Provided text:
_ _ _ _
Correct and robust, choose both

FoundationDB is famously known in the distributed system's community for the simulation framework they developed, unmatched in the industry. In this section, we will go through why FoundationDB is one of the most robust distributed database available.

Jepsen

First, let's introduce Jepsen:

Jepsen is an effort to improve the safety of distributed databases, queues, consensus systems, etc. We maintain an open source software library for systems testing, as well as blog posts and conference talks exploring particular systems’ failure modes. In each analysis we explore whether the system lives up to its documentation’s claims, file new bugs, and suggest recommendations for operators.

Jepsen pushes vendors to make accurate claims and test their software rigorously, helps users choose databases and queues that fit their needs, and teaches engineers how to evaluate distributed systems correctness for themselves.

Jepsen is now a standard for testing databases, but there is no FoundationDB analysis:

aphyr

Flow programming language

Let's dive in the testing part of FoundationDB, starting with Flow. let's quote the Engineering page:

FoundationDB began with ambitious goals for both high performance per node and scalability. We knew that to achieve these goals we would face serious engineering challenges that would require tool breakthroughs. We’d need efficient asynchronous communicating processes like in Erlang or the Async in .NET, but we’d also need the raw speed, I/O efficiency, and control of C++. To meet these challenges, we developed several new tools, the most important of which is Flow, a new programming language that brings actor-based concurrency to C++11.
_ _ _ _
To-do list:
1) In the FoundationDB text, what does Flow bring to C++11?
2) Continue the FoundationDB testing text from its last sentence, keeping its subject and tone.
The records come from a source separate from the FoundationDB text.

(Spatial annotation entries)
_ _ _ _
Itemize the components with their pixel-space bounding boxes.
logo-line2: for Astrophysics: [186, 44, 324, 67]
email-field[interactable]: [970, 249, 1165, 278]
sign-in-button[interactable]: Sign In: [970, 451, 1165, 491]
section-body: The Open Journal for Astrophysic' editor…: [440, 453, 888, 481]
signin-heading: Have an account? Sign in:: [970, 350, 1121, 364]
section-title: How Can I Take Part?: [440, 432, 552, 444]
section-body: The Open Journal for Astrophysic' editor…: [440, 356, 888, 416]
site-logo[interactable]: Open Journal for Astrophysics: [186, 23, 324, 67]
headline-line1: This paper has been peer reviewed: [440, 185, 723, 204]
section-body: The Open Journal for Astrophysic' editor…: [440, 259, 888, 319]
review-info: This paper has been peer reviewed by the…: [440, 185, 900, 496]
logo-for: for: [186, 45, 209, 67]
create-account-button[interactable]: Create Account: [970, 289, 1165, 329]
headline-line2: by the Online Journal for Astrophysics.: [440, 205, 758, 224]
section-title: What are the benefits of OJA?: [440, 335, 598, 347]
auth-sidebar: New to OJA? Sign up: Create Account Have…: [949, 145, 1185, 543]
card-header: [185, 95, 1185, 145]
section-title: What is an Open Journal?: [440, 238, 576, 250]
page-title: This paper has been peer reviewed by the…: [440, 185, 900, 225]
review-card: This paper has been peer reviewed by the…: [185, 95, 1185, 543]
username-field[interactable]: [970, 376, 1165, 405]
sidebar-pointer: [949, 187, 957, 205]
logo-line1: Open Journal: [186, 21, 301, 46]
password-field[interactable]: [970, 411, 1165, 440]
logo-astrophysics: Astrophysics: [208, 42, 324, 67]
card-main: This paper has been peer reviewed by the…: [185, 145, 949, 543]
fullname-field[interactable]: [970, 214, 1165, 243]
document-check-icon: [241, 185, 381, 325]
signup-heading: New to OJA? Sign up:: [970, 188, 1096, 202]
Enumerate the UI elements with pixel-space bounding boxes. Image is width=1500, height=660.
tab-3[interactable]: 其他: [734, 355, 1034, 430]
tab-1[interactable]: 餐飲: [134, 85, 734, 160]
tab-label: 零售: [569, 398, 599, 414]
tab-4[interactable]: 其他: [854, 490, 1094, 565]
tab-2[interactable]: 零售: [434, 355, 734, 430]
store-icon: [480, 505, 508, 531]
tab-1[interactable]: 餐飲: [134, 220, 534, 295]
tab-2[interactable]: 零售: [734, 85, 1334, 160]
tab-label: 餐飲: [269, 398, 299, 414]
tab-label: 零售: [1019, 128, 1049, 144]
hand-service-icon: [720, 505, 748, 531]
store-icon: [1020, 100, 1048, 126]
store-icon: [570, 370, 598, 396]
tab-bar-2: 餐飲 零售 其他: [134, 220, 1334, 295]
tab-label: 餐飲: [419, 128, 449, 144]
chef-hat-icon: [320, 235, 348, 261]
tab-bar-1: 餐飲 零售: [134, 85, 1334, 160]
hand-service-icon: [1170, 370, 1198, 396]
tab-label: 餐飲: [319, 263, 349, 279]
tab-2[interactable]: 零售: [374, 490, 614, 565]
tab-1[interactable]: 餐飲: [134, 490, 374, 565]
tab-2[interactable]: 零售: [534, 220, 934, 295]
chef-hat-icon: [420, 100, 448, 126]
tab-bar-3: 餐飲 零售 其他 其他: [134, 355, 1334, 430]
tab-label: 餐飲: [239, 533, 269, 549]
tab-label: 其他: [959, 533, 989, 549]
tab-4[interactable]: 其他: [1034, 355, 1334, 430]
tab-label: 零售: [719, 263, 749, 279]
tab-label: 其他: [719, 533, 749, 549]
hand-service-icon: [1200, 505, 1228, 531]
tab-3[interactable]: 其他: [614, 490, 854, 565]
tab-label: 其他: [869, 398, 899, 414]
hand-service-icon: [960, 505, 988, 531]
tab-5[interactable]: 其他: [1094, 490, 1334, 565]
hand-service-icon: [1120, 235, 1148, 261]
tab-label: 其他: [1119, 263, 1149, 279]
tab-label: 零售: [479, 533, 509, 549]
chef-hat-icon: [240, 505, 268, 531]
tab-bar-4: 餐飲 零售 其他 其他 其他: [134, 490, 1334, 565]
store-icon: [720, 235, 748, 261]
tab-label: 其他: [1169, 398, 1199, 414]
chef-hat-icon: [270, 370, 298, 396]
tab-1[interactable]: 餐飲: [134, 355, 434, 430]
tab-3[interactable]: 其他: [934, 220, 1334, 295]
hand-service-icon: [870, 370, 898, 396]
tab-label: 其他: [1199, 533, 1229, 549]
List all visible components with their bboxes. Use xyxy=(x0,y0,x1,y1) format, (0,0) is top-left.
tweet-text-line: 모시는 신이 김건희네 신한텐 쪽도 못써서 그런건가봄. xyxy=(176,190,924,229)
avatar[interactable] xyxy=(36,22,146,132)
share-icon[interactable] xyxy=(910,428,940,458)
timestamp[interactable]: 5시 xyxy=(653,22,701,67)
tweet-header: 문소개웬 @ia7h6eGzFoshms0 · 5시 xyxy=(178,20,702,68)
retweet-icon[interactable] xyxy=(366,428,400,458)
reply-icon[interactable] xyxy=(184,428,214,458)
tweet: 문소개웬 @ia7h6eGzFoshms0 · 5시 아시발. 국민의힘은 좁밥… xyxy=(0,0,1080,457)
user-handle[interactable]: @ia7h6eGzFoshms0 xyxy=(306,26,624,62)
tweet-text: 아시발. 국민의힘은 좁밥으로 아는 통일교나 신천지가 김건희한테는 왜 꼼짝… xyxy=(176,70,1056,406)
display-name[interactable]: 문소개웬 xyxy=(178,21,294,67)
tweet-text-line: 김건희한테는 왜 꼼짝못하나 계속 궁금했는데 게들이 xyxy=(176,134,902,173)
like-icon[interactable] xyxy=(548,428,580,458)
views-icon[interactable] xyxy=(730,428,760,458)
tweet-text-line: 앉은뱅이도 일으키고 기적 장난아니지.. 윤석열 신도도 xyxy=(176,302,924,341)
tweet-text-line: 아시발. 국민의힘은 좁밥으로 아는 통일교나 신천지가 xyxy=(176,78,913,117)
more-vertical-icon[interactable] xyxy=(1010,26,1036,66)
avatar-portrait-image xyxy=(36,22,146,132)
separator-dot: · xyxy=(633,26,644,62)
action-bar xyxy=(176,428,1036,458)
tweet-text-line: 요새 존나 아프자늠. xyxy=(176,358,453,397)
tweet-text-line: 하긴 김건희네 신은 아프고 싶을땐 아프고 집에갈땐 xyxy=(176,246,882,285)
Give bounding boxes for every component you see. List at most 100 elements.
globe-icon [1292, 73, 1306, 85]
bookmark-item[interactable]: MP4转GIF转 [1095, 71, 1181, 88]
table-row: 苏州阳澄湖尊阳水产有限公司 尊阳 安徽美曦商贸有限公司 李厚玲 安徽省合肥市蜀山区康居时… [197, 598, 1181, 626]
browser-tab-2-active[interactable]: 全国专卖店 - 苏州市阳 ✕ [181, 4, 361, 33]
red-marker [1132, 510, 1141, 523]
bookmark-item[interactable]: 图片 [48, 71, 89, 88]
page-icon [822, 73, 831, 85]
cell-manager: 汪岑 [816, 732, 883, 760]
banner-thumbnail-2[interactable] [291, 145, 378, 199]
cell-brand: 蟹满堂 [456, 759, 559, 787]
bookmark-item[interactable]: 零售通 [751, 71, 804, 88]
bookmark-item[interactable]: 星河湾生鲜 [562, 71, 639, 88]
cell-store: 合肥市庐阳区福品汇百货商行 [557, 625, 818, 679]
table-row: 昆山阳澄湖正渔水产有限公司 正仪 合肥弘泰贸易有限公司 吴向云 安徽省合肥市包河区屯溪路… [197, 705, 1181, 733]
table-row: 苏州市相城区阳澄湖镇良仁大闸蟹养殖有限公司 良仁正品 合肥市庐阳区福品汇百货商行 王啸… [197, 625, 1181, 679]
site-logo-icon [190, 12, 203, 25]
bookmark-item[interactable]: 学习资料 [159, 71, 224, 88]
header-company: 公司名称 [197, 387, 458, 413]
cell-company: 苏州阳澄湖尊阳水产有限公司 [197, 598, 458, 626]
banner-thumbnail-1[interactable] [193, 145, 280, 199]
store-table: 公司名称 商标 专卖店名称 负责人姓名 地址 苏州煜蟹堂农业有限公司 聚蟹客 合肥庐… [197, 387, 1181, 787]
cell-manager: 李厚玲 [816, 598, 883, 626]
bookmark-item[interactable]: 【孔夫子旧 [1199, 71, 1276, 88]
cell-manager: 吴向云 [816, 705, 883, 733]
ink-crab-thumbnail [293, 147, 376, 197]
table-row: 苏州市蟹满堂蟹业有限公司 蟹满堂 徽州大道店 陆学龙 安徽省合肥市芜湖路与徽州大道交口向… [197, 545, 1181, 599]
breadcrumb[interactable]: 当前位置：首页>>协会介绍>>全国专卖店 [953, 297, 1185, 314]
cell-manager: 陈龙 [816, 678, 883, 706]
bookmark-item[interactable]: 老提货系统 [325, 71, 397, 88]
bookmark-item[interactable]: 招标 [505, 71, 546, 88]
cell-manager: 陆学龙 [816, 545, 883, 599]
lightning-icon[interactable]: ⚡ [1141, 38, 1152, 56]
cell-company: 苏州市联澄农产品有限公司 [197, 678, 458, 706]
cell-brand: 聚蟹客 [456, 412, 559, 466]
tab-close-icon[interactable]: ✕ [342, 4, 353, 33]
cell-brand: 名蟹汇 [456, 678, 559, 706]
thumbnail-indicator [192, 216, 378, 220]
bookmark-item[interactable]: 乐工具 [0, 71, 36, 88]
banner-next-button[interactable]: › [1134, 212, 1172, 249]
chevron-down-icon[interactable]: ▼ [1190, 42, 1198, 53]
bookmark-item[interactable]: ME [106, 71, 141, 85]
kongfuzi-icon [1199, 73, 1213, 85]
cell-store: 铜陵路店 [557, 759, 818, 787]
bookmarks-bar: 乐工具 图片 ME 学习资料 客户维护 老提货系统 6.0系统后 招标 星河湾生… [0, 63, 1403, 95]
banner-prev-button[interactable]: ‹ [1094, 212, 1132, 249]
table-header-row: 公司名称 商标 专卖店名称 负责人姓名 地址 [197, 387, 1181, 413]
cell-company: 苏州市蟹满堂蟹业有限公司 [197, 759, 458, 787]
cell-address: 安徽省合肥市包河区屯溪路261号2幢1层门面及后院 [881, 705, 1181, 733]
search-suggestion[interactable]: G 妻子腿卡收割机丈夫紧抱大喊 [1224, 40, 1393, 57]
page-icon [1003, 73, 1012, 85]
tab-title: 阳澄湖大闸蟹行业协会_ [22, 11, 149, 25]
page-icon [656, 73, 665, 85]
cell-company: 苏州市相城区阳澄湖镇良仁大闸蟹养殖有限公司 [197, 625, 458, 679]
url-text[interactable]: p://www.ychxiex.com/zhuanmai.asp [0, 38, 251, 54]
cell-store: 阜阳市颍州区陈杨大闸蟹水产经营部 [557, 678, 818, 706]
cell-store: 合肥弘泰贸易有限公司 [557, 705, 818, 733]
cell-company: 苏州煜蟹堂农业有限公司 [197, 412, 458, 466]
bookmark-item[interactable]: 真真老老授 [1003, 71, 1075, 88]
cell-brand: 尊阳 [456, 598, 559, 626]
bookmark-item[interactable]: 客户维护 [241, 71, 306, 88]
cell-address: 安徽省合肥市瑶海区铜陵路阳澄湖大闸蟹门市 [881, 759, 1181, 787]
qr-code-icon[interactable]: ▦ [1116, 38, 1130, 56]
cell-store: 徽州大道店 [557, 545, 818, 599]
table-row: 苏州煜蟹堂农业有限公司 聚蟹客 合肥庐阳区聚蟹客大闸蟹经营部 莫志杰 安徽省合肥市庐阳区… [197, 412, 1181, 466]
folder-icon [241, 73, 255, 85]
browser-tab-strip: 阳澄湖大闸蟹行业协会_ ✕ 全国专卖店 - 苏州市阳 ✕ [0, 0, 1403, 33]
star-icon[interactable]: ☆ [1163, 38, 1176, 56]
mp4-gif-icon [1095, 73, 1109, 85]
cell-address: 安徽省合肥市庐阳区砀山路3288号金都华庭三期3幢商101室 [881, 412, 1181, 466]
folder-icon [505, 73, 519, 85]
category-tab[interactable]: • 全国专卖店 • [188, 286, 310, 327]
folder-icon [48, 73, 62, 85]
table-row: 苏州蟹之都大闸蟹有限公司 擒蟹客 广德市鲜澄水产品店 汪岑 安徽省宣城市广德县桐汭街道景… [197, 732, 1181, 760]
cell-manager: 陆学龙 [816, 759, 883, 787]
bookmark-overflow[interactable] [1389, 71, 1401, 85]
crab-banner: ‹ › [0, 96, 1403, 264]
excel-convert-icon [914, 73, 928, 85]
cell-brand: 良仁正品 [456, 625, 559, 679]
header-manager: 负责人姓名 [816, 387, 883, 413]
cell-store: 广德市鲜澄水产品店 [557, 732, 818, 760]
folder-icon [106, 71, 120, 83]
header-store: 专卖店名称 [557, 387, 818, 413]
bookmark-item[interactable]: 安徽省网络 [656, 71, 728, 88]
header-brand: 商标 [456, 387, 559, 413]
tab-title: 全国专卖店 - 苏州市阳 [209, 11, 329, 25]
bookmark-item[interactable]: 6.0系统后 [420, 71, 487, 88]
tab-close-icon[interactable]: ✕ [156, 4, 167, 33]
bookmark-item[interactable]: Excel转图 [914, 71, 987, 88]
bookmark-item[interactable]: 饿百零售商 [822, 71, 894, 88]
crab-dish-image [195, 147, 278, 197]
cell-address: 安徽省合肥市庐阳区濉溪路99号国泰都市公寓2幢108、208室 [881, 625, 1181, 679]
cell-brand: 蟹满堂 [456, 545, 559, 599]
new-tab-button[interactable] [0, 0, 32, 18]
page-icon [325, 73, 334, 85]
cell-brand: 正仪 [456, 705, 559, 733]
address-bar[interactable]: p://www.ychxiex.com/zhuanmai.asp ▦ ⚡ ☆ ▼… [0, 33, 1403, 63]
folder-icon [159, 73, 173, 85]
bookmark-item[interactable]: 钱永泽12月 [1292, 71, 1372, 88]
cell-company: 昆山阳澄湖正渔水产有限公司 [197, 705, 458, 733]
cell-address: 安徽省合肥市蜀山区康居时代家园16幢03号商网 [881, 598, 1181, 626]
_ _ _ _
Expected answers:
1) Flow brings actor-based concurrency to C++11.

2)
Flow is more of a stateful distributed system framework than an asynchronous library. It takes a number of highly opinionated stances on how the overall distributed system should be written, and isn’t trying to be a widely reusable building block.

Flow adds about 10 keywords to C++11 and is technically a trans-compiler: the Flow compiler reads Flow code and compiles it down to raw C++11, which is then compiled to a native binary with a traditional toolchain.

Flow was developed before FDB, as stated in this 2013's post:

FoundationDB founder here. Flow sounds crazy. What hubris to think that you need a new programming language for your project? Three years later: Best decision we ever made.

We knew this was going to be a long project so we invested heavily in tools at the beginning. The first two weeks of FoundationDB were building this new programming language to give us the speed of C++ with high level tools for actor-model concurrency. But, the real magic is how Flow enables us to use our real code to do deterministic simulations of a cluster in a single thread. We have a white paper upcoming on this.

We've had quite a bit of interest in Flow over the years and I've given several talks on it at meetups/conferences. We've always thought about open-sourcing it... It's not as elegant as some other actor-model languages like Scala or Erlang (see: C++) but it's nice and fast at run-time and really helps productivity vs. writing callbacks, etc.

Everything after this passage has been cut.